▸ Goal: Output the records as a Markdown table with the columns Row and Line, beginning at the start of the records and continuing through the line that contains "84, 102, 107]". Number each row and leave out any blank lines.

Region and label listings

_____

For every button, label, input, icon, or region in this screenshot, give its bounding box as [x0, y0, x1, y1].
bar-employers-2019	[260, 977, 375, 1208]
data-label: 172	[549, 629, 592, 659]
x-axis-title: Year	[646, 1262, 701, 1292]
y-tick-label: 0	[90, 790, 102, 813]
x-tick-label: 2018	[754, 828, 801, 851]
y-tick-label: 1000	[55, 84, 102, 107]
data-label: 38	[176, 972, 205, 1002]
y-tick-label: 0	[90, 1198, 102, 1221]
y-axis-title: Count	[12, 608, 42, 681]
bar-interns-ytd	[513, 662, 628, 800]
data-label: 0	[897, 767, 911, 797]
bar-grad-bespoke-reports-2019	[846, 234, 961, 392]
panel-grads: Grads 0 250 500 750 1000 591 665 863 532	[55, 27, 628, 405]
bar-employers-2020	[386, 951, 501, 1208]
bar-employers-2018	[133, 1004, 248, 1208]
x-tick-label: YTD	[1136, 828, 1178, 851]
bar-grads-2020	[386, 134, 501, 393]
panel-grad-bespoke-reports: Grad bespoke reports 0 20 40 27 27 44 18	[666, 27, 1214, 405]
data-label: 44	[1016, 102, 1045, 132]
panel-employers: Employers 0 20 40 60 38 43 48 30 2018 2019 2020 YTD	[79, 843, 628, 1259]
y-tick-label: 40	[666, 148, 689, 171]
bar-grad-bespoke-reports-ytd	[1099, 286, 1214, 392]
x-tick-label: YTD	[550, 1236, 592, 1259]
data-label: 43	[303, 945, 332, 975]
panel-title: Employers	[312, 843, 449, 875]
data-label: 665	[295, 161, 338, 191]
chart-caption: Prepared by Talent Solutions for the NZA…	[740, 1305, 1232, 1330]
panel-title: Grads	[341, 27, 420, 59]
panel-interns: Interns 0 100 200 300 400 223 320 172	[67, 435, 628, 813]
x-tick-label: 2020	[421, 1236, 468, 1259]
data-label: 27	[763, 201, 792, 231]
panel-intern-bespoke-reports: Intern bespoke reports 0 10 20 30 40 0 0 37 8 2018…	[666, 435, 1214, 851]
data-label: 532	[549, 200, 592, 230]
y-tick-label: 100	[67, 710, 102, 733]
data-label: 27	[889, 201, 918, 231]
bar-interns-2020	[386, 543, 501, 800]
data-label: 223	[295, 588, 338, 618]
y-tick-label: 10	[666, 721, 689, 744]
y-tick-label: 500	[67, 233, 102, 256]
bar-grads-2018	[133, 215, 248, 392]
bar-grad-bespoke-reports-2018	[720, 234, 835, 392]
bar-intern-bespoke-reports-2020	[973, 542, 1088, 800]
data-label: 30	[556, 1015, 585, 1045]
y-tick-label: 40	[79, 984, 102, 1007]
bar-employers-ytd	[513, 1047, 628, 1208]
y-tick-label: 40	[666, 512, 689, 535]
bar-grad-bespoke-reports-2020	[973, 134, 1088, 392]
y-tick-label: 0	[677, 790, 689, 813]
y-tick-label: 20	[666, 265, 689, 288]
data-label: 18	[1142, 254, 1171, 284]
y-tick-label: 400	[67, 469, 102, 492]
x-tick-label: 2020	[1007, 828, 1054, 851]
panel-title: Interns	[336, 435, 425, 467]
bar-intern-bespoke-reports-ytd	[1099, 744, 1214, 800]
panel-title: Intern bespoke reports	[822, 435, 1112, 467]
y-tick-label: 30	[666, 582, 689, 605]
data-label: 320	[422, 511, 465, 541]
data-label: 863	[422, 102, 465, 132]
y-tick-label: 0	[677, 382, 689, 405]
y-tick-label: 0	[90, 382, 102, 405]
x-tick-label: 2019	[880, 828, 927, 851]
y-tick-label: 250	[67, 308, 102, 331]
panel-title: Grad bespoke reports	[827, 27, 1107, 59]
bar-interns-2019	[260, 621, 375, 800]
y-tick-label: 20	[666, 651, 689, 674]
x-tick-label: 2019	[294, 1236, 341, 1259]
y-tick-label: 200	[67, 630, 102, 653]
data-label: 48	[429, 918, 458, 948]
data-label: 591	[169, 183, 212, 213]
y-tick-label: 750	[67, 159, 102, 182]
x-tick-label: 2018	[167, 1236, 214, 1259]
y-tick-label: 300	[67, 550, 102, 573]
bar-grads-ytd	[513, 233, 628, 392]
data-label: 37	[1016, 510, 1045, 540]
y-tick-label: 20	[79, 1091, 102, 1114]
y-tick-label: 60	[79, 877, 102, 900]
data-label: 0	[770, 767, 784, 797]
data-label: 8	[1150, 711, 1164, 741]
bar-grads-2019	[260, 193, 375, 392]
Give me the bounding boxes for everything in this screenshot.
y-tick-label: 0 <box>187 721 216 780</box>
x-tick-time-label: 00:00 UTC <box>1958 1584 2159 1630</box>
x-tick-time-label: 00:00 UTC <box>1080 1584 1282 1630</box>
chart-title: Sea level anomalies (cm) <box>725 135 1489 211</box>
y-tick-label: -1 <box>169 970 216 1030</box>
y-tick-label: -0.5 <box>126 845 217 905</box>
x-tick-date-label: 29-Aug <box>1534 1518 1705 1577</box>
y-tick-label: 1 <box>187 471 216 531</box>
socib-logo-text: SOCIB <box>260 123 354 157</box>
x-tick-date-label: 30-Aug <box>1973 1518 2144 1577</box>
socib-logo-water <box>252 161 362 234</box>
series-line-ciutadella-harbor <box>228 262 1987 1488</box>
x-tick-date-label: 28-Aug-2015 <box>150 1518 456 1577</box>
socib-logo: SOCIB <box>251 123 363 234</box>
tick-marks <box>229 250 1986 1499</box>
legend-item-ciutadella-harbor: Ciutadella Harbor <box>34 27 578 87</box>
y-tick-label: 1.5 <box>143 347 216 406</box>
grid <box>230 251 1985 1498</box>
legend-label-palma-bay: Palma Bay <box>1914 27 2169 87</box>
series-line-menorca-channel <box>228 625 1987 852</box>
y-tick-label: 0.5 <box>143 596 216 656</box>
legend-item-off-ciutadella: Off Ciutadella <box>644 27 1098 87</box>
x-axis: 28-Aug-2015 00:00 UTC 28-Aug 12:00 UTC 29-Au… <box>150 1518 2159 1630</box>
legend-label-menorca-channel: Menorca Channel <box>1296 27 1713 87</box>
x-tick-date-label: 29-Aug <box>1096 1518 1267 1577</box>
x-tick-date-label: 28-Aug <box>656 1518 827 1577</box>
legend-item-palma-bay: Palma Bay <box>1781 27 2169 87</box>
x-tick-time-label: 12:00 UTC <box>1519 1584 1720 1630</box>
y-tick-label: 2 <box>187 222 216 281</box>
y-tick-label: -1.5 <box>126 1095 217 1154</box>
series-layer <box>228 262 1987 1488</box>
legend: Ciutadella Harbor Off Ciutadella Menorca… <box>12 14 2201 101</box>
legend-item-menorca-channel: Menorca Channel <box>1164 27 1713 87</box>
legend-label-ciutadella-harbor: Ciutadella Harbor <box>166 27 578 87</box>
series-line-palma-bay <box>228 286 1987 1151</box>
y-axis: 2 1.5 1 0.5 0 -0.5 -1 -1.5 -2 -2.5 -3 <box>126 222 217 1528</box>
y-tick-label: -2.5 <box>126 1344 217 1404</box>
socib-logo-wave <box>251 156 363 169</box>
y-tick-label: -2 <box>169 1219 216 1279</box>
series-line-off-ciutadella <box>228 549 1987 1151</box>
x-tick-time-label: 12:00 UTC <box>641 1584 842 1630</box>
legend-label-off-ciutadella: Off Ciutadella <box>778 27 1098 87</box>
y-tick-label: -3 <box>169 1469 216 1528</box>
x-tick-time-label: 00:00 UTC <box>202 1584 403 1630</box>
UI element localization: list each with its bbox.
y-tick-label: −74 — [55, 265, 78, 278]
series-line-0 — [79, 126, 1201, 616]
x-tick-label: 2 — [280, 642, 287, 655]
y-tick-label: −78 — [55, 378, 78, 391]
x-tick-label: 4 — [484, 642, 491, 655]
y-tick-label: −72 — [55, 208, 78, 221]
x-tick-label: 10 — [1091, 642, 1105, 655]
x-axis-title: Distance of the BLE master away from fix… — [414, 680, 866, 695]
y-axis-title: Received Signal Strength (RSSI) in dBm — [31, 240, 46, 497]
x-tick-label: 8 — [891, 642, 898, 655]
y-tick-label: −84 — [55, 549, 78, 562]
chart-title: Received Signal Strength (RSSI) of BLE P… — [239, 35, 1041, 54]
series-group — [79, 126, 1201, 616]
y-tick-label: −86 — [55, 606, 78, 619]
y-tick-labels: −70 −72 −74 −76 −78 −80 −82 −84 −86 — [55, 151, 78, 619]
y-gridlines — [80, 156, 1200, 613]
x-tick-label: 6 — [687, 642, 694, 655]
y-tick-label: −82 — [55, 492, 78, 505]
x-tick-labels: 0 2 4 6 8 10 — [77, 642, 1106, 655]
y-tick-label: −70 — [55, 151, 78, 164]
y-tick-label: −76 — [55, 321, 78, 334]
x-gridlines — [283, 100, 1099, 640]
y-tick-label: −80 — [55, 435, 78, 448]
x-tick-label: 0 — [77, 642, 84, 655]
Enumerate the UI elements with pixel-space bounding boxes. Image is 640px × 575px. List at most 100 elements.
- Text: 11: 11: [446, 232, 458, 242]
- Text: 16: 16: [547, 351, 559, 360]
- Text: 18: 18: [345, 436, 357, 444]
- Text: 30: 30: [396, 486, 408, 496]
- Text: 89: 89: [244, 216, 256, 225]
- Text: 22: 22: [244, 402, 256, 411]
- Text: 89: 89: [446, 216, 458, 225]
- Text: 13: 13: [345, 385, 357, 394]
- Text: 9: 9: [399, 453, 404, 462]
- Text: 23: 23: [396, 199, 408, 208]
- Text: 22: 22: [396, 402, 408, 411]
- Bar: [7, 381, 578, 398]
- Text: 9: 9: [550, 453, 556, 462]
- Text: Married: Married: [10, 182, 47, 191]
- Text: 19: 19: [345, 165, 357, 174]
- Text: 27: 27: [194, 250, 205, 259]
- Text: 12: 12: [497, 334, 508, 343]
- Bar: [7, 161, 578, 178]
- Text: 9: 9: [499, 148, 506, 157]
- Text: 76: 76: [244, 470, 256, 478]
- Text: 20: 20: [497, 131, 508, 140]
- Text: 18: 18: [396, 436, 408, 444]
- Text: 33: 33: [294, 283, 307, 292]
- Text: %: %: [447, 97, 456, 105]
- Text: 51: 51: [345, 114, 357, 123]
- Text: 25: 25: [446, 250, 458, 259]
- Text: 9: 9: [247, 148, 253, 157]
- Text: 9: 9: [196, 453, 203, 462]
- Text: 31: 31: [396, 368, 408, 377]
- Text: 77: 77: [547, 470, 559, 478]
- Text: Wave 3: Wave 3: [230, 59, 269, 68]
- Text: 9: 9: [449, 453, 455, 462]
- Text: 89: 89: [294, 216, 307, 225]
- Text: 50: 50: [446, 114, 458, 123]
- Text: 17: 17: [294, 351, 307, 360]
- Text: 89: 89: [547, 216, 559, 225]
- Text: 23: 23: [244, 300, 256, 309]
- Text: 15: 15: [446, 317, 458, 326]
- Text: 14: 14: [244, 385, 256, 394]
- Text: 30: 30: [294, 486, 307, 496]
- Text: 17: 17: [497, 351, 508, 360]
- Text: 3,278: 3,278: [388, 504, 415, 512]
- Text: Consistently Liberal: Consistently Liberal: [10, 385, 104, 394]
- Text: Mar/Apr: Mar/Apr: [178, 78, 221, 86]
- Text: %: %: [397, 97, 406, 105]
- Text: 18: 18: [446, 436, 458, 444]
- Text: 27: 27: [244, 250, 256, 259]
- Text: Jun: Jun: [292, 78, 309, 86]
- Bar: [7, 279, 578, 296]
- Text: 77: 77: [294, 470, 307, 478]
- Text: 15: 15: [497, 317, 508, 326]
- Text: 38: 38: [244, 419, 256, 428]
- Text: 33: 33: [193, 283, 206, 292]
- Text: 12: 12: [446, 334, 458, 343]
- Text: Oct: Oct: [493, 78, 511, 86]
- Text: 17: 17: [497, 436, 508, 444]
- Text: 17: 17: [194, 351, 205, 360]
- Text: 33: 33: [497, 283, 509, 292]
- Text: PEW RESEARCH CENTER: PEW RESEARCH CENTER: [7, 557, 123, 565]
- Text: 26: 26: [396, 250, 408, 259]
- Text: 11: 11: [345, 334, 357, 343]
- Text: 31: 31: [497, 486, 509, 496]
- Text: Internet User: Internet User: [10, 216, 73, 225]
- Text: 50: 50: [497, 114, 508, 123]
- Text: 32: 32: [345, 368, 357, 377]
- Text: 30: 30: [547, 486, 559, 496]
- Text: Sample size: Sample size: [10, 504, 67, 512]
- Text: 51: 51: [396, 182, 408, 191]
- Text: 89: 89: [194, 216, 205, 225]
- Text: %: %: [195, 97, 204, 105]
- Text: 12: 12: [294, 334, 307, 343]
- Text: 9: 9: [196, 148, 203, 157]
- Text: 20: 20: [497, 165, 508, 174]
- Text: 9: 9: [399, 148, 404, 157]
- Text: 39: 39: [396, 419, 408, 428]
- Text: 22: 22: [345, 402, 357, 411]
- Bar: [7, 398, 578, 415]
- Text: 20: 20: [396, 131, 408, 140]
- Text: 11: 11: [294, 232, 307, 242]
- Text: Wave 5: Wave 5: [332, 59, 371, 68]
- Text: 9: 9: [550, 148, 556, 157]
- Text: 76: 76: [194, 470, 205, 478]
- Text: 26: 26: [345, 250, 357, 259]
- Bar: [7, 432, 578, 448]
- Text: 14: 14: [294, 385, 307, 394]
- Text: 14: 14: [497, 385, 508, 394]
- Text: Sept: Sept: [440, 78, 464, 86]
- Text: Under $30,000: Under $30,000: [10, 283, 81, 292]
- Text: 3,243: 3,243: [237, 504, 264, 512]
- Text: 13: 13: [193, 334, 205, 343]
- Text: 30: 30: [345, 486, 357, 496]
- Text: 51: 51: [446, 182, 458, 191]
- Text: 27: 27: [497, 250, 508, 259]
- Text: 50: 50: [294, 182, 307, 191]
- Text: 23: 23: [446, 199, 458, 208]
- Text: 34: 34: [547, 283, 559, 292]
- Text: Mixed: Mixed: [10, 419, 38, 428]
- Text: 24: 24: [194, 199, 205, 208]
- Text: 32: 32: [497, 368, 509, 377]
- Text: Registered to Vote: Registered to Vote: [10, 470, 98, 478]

_____

▸ Solved problem:
| Row | Line |
|---|---|
| 1 | For every button, label, input, icon, or region in this screenshot, give its bounding box as [x0, y0, x1, y1]. |
| 2 | bar-employers-2019	[260, 977, 375, 1208] |
| 3 | data-label: 172	[549, 629, 592, 659] |
| 4 | x-axis-title: Year	[646, 1262, 701, 1292] |
| 5 | y-tick-label: 0	[90, 790, 102, 813] |
| 6 | x-tick-label: 2018	[754, 828, 801, 851] |
| 7 | y-tick-label: 1000	[55, 84, 102, 107] |